=== ACTIVITY ===
From the passage below on viral infections among hemophilia patients, copy word for word the section starting at "The prevalence of infections" and ending at "HCV Ab [29].".

=== SUPPLIED PASSAGE ===
In this study, HBsAg positivity, a marker of active HBV infection, was reported to be 4.2% among 189 hemophilia patients, which is lower than that of HCV infection. The low prevalence in our patients might be due to mandatory HBV screening in blood donors and the introduction of the HBV vaccination program in 1992. However, performing a highly sensitive HBsAg test does not eliminate the risk of hepatitis B transmission. This may be attributed to occult HBV infection, the inability to detect HBsAg using ELISA techniques in the window phase or other transmission routes, such as healthcare-associated infections. In our study, all participants had a history of surgical procedures. As shown in an epidemiological serosurvey of hepatitis B in 2006, a prevalence of 7.18% was reported [18]. This prevalence rate is higher than that among the hemophiliacs in our study. It might be related to the vaccination against HBV for newborns and the high-risk population such as hemophilia patients, and mandatory HCV screening for blood donors. The majority of our patients (85.2%) were vaccinated against HBV, and all of them were seronegative for HBsAg. It seems that hepatitis B vaccination in patients with hemophilia to decrease HBV prevalence was successful.

HIV accelerates fibrosis progression among HCV-infected patients. HCV/HIV co-infected patients exhibit more rapid progression of liver disease than HCV mono-infected patients [19]. In our study, only two (1.1%) HCV/HIV co-infected patients were detected. As shown in official statistics from the United Nations Program on HIV/AIDS (UNAIDS), HIV/AIDS prevalence in China was reported to be 0.037% of the total population at the end of 2014 [20]. HIV infection is not a significant problem in the Chinese population of hemophilia patients due to the relatively low prevalence of HIV in the general population and HIV screening for all blood donations since 1998. In the study, only 1 (0.53%) hemophilia patient was positive for syphilis. Transfusion-transmitted syphilis does not represent a major hazard of modern blood transfusion therapy.

So far, many studies have been conducted to investigate the prevalence of viral infections in hemophilic patients worldwide. The reported prevalence of infections varied in different geographical regions. The rate of HCV seropositivity among Iranian hemophiliacs was in a wide range between 8.57% and 98% [7, 2126]. The lowest rate was in West Azerbaijan (8.57%) [21] and the highest in Isfahan (98%) [22]. HCV infection in Birjand of Iran (20%) was similar to our rate [23]. In Iran, the prevalence of HBsAg shows low levels from 0% to 2% lower than our finding [7, 2125], and HIV infection ranges from 0% to 4.7% [21, 2326]. The reported prevalence of HIV in Hamedan Province of Iran (1.1%) was similar to our results [24]. The difference observed in hemophiliacs from different cities in Iran may be due to selection methods and laboratory methods.

The prevalence of infections in different countries was also varied. In Western India, Mittal et al. found that 10 (12.5%) were infected with TTI among 80 multiply transfused hemophilia patients. Seroreactivity for HCV was seen in 7.5% of cases and HBV in 5%. No patient was found reactive for HIV and syphilis [27]. A study conducted among 173 multitransfused male hemophiliacs in Karachi, Pakistan by Borhany et al. showed that 51.4% were seropositive for HCV, 1.73% for HBV and none of them for HIV Ab [28]. In a cross sectional study during 2002–2003 on multi-transfused patients in Honduras conducted by Vinelli and Lorenzana, 1.6% of hemophilia patients were positive for HBsAg and 26.9% for HCV Ab [29].

In conclusion, though few patients have become positive for HBsAg and HIV Ab, HCV is still the major virus of concern for hemophiliacs who have undergone orthopedic surgery. The strategies to reduce the risk of acquiring TTIs appear to be successful. Hepatitis B vaccination should be given to the high-risk population including hemophilia patients as soon as possible.

Conflict of interest

The authors declare no conflict of interest.

=== MATERIAL SUPPLIED ===
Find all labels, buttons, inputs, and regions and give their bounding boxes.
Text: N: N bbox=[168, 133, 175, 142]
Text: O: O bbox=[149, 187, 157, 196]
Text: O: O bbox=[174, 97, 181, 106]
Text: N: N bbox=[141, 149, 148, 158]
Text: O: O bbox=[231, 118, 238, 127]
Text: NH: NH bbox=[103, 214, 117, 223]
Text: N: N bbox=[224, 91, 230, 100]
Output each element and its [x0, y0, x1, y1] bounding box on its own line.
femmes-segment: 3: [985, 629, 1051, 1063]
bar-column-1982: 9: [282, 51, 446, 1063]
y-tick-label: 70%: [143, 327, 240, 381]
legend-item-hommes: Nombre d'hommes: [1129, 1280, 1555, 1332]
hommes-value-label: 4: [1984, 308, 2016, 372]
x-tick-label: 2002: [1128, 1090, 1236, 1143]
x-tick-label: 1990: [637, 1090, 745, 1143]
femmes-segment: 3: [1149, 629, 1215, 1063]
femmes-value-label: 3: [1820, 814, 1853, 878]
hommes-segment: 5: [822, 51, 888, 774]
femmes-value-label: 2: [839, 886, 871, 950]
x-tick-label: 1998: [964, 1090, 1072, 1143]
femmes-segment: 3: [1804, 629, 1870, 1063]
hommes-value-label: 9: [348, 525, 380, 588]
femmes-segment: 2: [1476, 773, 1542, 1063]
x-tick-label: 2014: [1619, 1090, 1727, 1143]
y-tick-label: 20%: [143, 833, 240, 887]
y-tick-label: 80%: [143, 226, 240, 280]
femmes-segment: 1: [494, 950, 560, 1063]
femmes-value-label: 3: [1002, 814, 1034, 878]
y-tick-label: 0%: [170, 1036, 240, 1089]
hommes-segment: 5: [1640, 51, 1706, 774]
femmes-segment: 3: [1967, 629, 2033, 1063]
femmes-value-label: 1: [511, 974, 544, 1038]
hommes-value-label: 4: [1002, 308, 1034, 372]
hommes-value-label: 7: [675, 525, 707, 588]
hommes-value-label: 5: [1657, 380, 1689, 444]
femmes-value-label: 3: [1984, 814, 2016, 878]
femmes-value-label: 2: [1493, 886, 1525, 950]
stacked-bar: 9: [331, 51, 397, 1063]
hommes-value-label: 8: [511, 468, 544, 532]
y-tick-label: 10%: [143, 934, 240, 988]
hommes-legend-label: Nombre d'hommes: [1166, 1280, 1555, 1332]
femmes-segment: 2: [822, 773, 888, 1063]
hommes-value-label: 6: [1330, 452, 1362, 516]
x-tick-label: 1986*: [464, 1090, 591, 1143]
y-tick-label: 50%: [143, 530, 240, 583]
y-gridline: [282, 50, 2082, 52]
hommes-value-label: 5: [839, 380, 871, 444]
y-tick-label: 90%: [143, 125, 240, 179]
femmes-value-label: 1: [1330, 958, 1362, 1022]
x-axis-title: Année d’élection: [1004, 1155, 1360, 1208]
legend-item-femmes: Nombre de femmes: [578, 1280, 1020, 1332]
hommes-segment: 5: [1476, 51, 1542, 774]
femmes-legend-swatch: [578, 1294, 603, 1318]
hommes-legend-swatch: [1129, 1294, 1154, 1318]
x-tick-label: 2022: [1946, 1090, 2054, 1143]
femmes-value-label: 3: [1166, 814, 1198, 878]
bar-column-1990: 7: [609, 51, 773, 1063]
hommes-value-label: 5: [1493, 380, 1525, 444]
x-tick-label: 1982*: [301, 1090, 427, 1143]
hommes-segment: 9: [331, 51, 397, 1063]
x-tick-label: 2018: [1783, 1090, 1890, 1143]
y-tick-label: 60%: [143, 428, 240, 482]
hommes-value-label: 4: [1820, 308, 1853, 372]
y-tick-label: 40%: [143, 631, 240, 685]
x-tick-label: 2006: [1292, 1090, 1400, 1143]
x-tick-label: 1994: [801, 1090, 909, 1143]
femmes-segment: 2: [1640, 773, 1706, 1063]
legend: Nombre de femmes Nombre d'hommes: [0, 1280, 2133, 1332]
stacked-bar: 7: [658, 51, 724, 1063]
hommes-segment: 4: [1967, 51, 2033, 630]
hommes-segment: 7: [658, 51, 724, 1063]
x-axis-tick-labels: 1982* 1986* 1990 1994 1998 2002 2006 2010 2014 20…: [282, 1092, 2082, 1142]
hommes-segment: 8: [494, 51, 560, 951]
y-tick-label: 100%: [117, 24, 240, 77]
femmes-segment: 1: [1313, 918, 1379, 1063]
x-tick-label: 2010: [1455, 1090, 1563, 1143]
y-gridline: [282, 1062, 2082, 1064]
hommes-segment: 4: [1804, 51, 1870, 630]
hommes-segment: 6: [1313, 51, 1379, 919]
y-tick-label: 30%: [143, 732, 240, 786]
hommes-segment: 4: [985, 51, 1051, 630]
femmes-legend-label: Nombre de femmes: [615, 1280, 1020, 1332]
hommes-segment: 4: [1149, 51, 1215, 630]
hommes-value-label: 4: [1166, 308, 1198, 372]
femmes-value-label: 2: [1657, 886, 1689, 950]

=== ANSWER TO THIS PROBLEM ===
The prevalence of infections in different countries was also varied. In Western India, Mittal et al. found that 10 (12.5%) were infected with TTI among 80 multiply transfused hemophilia patients. Seroreactivity for HCV was seen in 7.5% of cases and HBV in 5%. No patient was found reactive for HIV and syphilis [27]. A study conducted among 173 multitransfused male hemophiliacs in Karachi, Pakistan by Borhany et al. showed that 51.4% were seropositive for HCV, 1.73% for HBV and none of them for HIV Ab [28]. In a cross sectional study during 2002–2003 on multi-transfused patients in Honduras conducted by Vinelli and Lorenzana, 1.6% of hemophilia patients were positive for HBsAg and 26.9% for HCV Ab [29].